— What is needed —
Exclude all pictures, then copy each of the records exactly as written.

— Material shown —

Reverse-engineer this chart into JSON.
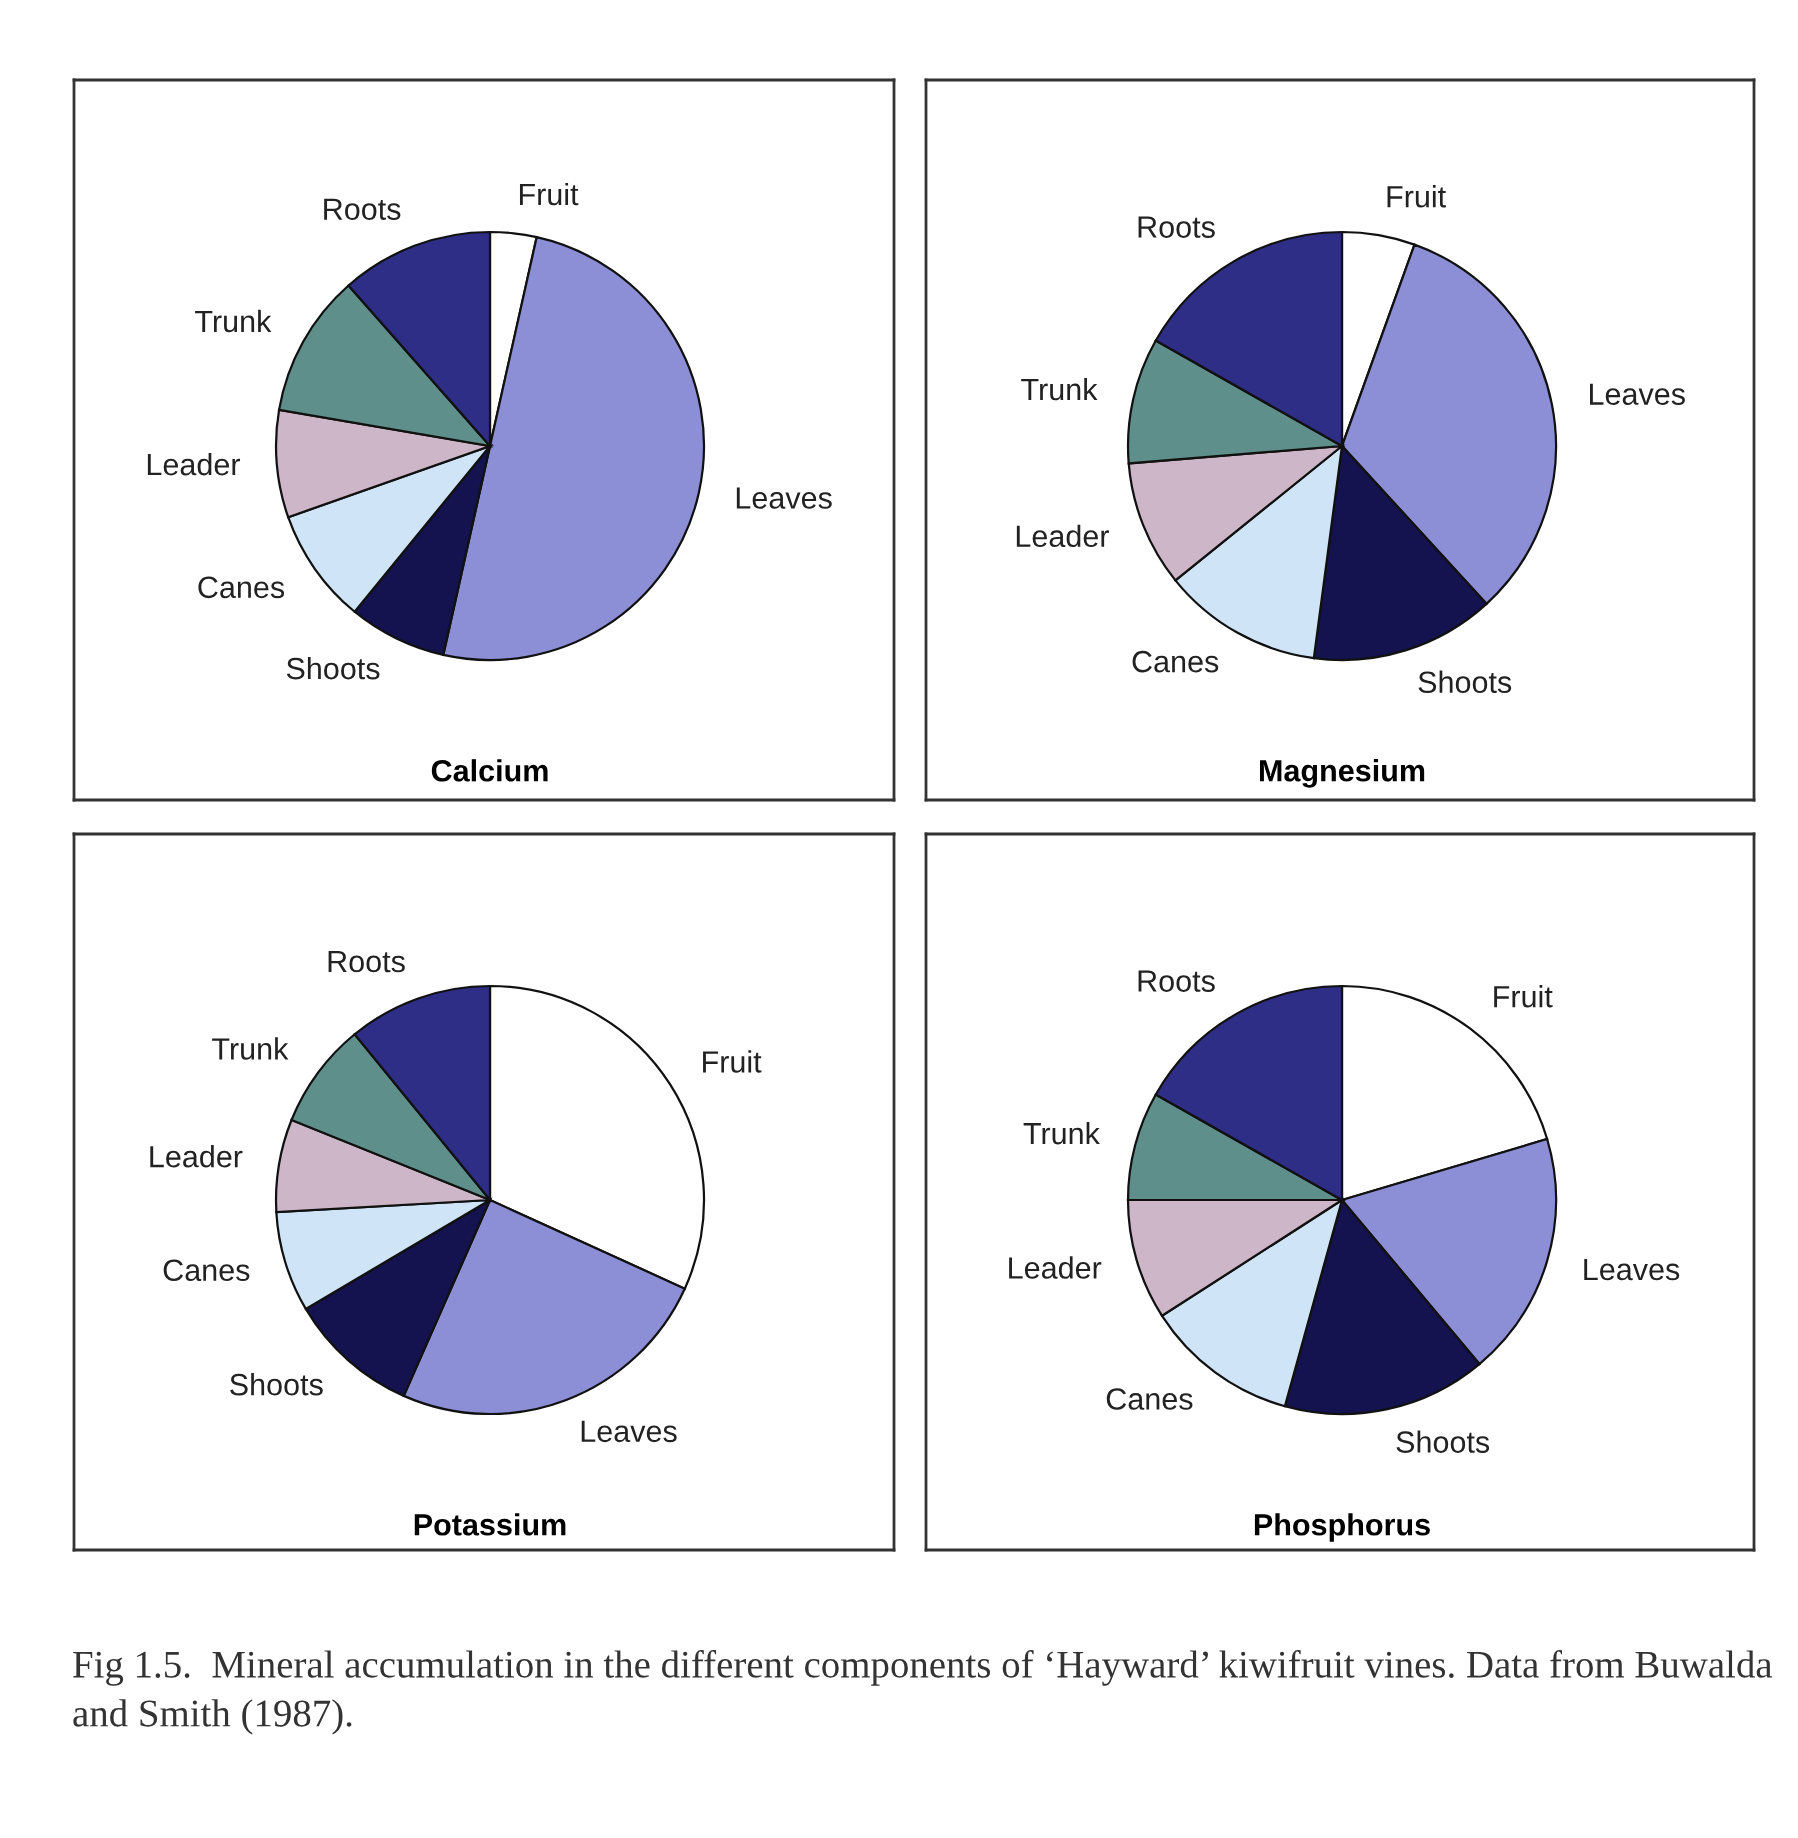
{
  "chart_data": [
    {
      "type": "pie",
      "title": "Calcium",
      "categories": [
        "Fruit",
        "Leaves",
        "Shoots",
        "Canes",
        "Leader",
        "Trunk",
        "Roots"
      ],
      "values": [
        3.5,
        50,
        7.4,
        8.7,
        8.1,
        10.8,
        11.5
      ],
      "colors": [
        "#ffffff",
        "#8c8fd6",
        "#14124f",
        "#cfe4f7",
        "#cdb6c8",
        "#5f8f8a",
        "#2e2e86"
      ]
    },
    {
      "type": "pie",
      "title": "Magnesium",
      "categories": [
        "Fruit",
        "Leaves",
        "Shoots",
        "Canes",
        "Leader",
        "Trunk",
        "Roots"
      ],
      "values": [
        5.5,
        32.7,
        13.9,
        12.1,
        9.5,
        9.5,
        16.8
      ],
      "colors": [
        "#ffffff",
        "#8c8fd6",
        "#14124f",
        "#cfe4f7",
        "#cdb6c8",
        "#5f8f8a",
        "#2e2e86"
      ]
    },
    {
      "type": "pie",
      "title": "Potassium",
      "categories": [
        "Fruit",
        "Leaves",
        "Shoots",
        "Canes",
        "Leader",
        "Trunk",
        "Roots"
      ],
      "values": [
        31.8,
        24.8,
        9.9,
        7.6,
        7.0,
        8.0,
        10.9
      ],
      "colors": [
        "#ffffff",
        "#8c8fd6",
        "#14124f",
        "#cfe4f7",
        "#cdb6c8",
        "#5f8f8a",
        "#2e2e86"
      ]
    },
    {
      "type": "pie",
      "title": "Phosphorus",
      "categories": [
        "Fruit",
        "Leaves",
        "Shoots",
        "Canes",
        "Leader",
        "Trunk",
        "Roots"
      ],
      "values": [
        20.4,
        18.5,
        15.4,
        11.6,
        9.1,
        8.2,
        16.8
      ],
      "colors": [
        "#ffffff",
        "#8c8fd6",
        "#14124f",
        "#cfe4f7",
        "#cdb6c8",
        "#5f8f8a",
        "#2e2e86"
      ],
      "annotations": [
        "Fig 1.5.  Mineral accumulation in the different components of ‘Hayward’ kiwifruit vines. Data from Buwalda and Smith (1987)."
      ]
    }
  ]
}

— Finished exercise —
Reverse-engineer this chart into JSON.
{
  "chart_data": [
    {
      "type": "pie",
      "title": "Calcium",
      "categories": [
        "Fruit",
        "Leaves",
        "Shoots",
        "Canes",
        "Leader",
        "Trunk",
        "Roots"
      ],
      "values": [
        3.5,
        50,
        7.4,
        8.7,
        8.1,
        10.8,
        11.5
      ],
      "colors": [
        "#ffffff",
        "#8c8fd6",
        "#14124f",
        "#cfe4f7",
        "#cdb6c8",
        "#5f8f8a",
        "#2e2e86"
      ]
    },
    {
      "type": "pie",
      "title": "Magnesium",
      "categories": [
        "Fruit",
        "Leaves",
        "Shoots",
        "Canes",
        "Leader",
        "Trunk",
        "Roots"
      ],
      "values": [
        5.5,
        32.7,
        13.9,
        12.1,
        9.5,
        9.5,
        16.8
      ],
      "colors": [
        "#ffffff",
        "#8c8fd6",
        "#14124f",
        "#cfe4f7",
        "#cdb6c8",
        "#5f8f8a",
        "#2e2e86"
      ]
    },
    {
      "type": "pie",
      "title": "Potassium",
      "categories": [
        "Fruit",
        "Leaves",
        "Shoots",
        "Canes",
        "Leader",
        "Trunk",
        "Roots"
      ],
      "values": [
        31.8,
        24.8,
        9.9,
        7.6,
        7.0,
        8.0,
        10.9
      ],
      "colors": [
        "#ffffff",
        "#8c8fd6",
        "#14124f",
        "#cfe4f7",
        "#cdb6c8",
        "#5f8f8a",
        "#2e2e86"
      ]
    },
    {
      "type": "pie",
      "title": "Phosphorus",
      "categories": [
        "Fruit",
        "Leaves",
        "Shoots",
        "Canes",
        "Leader",
        "Trunk",
        "Roots"
      ],
      "values": [
        20.4,
        18.5,
        15.4,
        11.6,
        9.1,
        8.2,
        16.8
      ],
      "colors": [
        "#ffffff",
        "#8c8fd6",
        "#14124f",
        "#cfe4f7",
        "#cdb6c8",
        "#5f8f8a",
        "#2e2e86"
      ],
      "annotations": [
        "Fig 1.5.  Mineral accumulation in the different components of ‘Hayward’ kiwifruit vines. Data from Buwalda and Smith (1987)."
      ]
    }
  ]
}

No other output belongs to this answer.